Data items:
------------------------------------------------------------

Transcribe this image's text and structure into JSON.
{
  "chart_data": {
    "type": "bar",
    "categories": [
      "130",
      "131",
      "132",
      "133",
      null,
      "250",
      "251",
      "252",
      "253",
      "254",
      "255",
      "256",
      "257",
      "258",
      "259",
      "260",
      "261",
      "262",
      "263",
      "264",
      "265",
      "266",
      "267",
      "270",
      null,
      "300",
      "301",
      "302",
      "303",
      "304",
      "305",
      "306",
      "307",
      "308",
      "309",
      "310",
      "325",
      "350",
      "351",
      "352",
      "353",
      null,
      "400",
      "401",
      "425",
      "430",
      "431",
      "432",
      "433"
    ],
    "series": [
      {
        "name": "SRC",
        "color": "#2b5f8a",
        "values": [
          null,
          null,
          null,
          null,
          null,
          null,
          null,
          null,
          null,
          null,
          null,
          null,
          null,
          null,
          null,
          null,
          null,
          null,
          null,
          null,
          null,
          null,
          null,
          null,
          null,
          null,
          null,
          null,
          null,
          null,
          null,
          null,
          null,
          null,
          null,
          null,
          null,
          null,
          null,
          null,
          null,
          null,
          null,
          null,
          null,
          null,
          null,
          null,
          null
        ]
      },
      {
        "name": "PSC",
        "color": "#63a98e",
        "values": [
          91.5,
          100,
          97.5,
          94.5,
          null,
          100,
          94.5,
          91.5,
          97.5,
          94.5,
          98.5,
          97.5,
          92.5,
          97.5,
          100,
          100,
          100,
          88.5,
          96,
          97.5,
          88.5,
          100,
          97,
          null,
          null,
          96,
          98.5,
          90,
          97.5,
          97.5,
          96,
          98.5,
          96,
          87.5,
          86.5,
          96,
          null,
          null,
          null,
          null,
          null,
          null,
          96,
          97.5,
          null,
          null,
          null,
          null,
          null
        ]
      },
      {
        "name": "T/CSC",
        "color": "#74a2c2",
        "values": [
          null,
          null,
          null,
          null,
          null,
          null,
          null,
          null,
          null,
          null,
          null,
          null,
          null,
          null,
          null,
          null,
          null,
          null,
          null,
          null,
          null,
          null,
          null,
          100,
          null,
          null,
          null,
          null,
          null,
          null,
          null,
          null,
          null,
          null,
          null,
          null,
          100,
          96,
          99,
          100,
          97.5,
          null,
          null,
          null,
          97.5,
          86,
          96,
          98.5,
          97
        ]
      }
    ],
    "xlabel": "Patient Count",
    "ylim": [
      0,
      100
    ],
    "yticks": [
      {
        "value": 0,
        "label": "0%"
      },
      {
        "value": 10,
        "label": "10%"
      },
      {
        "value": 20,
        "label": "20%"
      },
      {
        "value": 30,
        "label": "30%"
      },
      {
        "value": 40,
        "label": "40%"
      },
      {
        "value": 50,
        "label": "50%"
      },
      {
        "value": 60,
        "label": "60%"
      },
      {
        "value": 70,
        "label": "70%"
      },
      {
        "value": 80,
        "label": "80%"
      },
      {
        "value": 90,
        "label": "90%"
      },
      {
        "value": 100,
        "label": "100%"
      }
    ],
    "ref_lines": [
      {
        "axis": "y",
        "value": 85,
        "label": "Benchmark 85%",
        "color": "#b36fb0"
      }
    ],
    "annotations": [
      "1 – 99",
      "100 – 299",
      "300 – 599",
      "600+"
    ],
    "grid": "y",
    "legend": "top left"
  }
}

------------------------------------------------------------

→ DIRECTION
Above are some records. Count the lines among them with the word "color", and answer with the number only.

→ THE RESULT
4